┌────────
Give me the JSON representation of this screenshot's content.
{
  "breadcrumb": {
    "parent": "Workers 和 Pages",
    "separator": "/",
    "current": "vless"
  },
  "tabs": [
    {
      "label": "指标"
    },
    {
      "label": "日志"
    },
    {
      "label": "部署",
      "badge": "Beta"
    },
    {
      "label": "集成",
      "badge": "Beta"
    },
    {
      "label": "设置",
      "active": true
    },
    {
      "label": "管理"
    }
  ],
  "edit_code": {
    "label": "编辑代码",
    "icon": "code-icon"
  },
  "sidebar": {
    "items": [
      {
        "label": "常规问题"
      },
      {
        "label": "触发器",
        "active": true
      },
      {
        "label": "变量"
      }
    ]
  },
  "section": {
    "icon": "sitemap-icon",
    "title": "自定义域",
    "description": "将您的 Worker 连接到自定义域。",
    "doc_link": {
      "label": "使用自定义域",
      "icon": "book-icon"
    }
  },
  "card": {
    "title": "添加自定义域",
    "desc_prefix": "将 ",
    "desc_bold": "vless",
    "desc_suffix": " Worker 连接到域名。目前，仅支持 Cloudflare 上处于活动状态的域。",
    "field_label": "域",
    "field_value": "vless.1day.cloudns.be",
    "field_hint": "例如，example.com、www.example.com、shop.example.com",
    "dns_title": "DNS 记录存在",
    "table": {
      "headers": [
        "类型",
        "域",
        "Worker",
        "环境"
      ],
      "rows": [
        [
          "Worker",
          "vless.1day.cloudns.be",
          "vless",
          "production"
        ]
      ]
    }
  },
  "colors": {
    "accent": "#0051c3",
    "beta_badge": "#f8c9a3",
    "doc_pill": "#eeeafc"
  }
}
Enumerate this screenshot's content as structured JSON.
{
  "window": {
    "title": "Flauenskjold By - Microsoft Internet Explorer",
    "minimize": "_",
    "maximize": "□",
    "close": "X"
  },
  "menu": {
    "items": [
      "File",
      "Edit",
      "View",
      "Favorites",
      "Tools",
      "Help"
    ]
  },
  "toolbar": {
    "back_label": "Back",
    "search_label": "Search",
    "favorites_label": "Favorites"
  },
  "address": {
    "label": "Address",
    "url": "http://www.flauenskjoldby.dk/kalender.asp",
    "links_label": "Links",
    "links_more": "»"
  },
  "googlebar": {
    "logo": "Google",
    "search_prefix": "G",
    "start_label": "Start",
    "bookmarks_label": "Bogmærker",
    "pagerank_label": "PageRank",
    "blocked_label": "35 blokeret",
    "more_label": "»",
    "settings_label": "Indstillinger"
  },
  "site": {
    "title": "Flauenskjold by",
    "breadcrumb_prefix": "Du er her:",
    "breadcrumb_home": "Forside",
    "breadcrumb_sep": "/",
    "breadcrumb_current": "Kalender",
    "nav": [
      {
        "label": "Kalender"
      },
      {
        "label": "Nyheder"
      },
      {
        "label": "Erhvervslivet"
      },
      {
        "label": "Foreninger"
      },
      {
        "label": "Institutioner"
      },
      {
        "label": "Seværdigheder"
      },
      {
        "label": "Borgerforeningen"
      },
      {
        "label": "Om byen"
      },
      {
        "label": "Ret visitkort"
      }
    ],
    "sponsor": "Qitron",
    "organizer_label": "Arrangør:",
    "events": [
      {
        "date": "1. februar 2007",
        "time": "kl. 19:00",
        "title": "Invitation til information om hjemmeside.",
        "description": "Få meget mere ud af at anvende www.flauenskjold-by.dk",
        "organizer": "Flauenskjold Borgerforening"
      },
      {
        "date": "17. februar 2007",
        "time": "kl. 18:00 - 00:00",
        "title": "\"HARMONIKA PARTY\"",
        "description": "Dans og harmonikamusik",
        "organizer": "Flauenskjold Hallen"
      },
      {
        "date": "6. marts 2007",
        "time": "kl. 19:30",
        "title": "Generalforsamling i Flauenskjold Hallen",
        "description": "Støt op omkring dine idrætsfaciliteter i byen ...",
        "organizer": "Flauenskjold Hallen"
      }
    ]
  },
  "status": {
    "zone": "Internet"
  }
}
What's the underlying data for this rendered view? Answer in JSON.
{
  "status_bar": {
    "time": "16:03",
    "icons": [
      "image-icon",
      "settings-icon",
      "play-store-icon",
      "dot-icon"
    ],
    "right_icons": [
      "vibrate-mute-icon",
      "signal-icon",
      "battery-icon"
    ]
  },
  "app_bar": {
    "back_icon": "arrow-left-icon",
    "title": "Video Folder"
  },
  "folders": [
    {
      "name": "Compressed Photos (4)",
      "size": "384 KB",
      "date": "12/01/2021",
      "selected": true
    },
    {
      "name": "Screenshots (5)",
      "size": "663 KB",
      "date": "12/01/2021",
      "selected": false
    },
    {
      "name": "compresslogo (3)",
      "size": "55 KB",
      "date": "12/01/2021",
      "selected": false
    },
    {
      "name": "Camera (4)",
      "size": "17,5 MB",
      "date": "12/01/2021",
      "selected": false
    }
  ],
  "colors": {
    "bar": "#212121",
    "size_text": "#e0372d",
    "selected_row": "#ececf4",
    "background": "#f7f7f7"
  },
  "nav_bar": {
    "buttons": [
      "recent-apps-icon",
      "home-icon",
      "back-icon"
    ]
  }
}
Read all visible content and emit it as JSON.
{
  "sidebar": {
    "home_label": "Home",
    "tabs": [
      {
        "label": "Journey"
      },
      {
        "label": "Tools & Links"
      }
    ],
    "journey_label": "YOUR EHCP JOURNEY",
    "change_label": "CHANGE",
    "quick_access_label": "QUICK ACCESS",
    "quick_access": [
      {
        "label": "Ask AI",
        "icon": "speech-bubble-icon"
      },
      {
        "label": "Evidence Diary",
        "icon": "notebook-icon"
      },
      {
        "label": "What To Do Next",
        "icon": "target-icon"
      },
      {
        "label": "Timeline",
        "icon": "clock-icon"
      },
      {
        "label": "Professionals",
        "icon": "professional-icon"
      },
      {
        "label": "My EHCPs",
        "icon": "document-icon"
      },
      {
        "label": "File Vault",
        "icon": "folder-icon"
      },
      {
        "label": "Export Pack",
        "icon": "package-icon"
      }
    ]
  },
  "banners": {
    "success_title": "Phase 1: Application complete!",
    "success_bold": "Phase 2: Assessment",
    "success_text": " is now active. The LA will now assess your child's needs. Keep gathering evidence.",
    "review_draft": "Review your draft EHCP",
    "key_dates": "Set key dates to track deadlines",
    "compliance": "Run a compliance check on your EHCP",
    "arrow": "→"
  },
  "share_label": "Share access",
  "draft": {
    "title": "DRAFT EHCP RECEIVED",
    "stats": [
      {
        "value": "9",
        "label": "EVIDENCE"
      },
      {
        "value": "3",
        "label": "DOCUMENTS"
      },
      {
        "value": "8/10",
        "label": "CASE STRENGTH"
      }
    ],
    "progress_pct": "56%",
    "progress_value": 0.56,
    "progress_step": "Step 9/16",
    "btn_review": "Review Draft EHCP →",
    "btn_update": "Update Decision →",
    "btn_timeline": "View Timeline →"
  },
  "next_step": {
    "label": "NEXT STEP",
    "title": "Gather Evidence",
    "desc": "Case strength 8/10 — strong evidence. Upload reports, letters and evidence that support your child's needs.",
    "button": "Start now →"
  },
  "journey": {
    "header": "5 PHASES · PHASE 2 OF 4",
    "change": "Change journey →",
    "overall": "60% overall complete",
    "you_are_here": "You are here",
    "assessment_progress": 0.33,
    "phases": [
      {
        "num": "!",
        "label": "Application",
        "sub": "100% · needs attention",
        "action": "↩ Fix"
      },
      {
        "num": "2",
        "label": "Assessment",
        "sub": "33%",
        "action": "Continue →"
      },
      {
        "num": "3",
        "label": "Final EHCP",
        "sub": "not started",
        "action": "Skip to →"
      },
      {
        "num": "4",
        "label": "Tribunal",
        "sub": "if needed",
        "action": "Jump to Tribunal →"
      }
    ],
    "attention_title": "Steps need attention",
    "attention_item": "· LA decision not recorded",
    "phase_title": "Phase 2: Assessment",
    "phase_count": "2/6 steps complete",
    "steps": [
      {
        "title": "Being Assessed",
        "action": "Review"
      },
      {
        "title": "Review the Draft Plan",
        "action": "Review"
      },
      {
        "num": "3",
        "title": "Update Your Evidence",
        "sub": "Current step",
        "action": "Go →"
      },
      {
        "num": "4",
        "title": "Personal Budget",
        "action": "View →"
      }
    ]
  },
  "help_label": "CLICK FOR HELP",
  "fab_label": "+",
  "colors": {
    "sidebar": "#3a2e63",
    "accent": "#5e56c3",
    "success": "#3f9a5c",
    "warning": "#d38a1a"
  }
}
└────────
__Goal of the exercise__:
Look through the material and say how many lines hold "Internet". Give the number only.

__Written solution__:
2